* **Exercise aim**: Search the material below for the string "label" and list each line that holds it.

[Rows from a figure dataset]
++++++
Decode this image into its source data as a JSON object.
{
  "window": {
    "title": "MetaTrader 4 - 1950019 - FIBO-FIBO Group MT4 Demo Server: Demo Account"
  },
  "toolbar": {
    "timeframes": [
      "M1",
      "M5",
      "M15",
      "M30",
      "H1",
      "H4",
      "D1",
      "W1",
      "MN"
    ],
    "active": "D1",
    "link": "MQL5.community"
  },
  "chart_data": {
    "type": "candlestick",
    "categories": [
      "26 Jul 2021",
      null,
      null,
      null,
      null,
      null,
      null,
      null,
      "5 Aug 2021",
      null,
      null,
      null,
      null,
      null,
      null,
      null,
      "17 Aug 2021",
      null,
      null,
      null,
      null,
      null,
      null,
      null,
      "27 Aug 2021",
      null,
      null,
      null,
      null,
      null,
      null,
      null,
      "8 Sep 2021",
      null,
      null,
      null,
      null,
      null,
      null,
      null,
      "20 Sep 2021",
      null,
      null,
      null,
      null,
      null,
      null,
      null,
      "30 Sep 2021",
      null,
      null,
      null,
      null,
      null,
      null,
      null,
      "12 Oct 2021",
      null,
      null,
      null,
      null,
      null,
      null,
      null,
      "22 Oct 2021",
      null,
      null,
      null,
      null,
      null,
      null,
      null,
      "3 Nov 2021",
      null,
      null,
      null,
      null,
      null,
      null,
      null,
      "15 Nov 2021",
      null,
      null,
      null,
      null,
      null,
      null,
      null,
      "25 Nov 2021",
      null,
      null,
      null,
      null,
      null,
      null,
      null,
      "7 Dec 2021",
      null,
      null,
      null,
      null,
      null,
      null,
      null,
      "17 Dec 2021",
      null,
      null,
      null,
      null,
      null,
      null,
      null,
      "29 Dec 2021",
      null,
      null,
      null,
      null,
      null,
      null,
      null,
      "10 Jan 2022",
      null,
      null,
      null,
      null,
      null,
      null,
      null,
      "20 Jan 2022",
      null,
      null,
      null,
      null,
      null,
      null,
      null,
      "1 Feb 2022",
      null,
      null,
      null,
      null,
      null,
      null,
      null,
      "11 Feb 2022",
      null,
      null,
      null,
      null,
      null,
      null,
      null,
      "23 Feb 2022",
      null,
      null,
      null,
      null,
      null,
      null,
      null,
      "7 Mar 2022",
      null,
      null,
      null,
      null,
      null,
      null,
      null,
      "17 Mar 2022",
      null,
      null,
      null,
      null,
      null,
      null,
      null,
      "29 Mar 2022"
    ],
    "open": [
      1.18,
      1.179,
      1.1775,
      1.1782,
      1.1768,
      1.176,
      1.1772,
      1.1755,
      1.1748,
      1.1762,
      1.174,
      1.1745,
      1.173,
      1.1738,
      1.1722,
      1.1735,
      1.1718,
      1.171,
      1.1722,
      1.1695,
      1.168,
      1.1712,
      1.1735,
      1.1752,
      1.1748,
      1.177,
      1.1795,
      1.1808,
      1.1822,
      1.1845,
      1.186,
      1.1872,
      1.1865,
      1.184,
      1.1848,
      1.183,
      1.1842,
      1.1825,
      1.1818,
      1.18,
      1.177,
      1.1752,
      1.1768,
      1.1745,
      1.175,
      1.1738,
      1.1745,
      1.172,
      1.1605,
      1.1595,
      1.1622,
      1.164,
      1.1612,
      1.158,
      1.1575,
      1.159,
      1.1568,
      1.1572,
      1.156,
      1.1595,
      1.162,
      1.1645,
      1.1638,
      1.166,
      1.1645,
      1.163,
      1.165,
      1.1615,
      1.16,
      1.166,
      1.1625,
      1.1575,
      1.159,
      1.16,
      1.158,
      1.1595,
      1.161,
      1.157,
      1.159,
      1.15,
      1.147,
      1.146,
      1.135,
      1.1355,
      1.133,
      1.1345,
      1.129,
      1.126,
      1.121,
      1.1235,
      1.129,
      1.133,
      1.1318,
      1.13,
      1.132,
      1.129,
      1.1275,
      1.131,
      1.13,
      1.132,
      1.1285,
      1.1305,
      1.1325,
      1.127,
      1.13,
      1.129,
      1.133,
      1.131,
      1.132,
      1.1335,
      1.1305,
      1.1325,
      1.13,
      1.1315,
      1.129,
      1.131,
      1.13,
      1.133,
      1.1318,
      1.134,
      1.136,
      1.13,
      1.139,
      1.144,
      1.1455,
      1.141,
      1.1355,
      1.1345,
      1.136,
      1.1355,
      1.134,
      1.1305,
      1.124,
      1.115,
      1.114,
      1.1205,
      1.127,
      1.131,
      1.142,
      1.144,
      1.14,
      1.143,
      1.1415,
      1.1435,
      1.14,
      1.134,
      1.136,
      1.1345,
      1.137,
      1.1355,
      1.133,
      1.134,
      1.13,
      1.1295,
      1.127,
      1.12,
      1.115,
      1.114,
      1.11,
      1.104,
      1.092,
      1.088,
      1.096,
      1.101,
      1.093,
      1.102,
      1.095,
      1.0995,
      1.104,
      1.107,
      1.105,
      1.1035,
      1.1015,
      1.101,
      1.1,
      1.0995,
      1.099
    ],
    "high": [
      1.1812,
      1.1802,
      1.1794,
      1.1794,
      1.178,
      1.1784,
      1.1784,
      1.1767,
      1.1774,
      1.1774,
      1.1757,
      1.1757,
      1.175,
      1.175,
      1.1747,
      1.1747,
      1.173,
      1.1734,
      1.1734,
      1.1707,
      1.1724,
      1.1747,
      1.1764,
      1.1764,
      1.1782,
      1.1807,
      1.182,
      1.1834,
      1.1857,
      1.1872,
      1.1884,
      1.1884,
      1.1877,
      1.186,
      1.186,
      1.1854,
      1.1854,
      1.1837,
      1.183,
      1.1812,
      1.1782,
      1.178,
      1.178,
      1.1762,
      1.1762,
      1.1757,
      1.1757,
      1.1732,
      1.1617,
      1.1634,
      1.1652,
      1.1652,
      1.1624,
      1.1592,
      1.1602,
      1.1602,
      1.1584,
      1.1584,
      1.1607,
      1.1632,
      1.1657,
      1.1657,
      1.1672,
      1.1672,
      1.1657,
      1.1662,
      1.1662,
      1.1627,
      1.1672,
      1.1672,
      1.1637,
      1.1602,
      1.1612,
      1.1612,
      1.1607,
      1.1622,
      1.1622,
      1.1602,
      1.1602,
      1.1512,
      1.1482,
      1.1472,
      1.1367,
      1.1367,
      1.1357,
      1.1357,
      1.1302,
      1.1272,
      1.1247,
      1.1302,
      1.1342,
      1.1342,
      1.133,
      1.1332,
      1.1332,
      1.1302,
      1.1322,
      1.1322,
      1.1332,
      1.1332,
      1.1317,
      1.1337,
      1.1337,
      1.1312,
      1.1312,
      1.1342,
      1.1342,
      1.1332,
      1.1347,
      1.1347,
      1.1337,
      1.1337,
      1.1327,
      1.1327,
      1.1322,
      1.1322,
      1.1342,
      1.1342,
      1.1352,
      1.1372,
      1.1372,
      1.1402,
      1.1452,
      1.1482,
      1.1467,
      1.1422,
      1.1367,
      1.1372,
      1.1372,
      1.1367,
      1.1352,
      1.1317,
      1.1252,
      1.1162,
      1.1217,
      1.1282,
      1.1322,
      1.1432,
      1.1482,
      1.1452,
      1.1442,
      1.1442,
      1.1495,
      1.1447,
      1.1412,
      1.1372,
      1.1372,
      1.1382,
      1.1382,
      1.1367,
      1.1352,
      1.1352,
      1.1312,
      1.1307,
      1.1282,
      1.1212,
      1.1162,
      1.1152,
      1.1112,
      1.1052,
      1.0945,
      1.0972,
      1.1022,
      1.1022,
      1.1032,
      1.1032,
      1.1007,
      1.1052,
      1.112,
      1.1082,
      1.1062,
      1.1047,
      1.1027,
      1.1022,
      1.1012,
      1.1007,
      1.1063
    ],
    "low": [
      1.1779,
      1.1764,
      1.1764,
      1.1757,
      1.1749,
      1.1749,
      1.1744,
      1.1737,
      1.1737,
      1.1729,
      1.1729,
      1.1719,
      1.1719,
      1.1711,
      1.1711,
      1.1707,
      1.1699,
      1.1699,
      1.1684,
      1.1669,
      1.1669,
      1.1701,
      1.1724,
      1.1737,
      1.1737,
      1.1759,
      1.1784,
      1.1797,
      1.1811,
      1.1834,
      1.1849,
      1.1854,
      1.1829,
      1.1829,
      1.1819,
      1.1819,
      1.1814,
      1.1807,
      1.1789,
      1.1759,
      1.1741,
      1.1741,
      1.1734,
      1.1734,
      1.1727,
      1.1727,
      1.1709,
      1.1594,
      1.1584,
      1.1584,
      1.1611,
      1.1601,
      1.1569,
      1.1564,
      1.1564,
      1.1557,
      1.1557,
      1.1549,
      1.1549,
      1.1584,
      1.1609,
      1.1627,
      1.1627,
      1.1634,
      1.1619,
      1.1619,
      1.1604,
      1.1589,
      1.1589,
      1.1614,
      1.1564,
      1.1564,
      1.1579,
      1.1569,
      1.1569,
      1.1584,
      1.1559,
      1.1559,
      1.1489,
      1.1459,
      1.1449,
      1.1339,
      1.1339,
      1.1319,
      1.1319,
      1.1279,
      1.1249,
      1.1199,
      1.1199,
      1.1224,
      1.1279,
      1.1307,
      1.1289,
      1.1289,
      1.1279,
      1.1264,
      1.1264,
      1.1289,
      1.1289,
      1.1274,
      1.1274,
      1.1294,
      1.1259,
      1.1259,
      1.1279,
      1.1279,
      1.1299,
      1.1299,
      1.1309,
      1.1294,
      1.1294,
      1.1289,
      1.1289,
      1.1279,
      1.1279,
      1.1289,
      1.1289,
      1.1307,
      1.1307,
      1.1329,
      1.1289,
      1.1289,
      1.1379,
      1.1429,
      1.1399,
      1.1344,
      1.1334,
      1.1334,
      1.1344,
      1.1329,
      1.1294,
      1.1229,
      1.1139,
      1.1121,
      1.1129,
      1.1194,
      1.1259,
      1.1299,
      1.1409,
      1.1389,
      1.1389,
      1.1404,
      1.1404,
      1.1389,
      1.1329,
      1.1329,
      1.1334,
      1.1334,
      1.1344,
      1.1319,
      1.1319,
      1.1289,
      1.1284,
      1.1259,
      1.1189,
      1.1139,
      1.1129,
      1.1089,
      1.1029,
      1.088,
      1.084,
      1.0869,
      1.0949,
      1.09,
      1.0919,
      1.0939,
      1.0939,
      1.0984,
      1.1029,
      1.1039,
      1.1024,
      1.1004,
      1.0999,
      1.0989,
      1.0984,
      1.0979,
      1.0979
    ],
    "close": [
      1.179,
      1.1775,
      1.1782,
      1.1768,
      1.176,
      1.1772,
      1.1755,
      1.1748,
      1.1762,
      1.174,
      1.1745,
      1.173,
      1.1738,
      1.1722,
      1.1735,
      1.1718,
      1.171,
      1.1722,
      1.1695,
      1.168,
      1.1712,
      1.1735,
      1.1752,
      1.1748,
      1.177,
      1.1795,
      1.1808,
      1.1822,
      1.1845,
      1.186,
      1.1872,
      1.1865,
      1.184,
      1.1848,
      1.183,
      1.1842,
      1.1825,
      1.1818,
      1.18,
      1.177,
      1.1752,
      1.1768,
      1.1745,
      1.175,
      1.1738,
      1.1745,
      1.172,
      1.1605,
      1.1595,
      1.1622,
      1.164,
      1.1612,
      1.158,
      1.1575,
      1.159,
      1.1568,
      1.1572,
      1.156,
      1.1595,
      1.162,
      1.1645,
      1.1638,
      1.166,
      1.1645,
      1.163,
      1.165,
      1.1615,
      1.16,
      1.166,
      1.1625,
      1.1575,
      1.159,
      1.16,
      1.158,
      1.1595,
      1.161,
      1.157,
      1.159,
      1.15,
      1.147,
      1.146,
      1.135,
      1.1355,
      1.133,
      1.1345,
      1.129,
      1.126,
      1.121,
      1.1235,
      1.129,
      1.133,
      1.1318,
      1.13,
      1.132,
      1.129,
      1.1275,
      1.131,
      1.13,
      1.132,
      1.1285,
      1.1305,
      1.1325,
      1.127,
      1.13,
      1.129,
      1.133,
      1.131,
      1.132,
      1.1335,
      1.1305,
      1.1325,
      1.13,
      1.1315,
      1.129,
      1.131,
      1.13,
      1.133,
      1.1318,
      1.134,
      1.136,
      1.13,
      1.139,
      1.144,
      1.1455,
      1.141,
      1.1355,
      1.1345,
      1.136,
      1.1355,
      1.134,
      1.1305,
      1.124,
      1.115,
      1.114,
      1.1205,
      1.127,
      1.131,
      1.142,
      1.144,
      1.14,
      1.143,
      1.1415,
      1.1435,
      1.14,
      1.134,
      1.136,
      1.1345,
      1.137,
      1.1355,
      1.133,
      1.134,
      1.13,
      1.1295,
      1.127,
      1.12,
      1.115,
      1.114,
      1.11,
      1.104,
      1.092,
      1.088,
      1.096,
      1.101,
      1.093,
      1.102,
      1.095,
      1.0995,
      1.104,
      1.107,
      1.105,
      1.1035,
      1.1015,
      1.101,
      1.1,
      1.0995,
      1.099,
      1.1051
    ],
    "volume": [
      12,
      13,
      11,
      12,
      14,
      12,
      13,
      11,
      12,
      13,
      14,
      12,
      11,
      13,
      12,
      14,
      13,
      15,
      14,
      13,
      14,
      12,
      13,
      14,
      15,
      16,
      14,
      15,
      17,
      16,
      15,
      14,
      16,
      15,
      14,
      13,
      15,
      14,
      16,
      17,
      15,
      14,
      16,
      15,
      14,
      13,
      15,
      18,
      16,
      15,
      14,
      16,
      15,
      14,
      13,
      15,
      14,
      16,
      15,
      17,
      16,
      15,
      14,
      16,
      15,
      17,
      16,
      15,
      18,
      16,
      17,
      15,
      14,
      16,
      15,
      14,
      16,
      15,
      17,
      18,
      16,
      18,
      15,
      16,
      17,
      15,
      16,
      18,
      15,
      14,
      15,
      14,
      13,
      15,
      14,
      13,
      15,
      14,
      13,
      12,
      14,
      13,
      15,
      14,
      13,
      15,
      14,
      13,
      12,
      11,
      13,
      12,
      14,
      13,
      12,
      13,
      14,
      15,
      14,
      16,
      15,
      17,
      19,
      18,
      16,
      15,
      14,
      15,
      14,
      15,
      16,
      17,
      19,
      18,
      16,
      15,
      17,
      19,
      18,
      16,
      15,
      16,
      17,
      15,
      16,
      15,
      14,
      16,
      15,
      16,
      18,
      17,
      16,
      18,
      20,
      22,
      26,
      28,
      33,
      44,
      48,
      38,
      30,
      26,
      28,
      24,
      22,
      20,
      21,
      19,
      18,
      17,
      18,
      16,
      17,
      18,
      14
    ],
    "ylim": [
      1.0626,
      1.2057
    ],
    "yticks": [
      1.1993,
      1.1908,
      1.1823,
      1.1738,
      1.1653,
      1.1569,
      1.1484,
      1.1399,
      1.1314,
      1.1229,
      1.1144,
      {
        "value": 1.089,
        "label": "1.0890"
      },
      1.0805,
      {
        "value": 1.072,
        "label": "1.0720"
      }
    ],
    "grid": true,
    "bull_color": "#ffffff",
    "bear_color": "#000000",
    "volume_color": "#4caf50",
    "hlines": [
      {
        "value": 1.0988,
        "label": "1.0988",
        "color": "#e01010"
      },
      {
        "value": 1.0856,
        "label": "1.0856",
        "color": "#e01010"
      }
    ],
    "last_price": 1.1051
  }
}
++++++
* **Complete output**:
        "label": "1.0890"
        "label": "1.0720"
        "label": "1.0988",
        "label": "1.0856",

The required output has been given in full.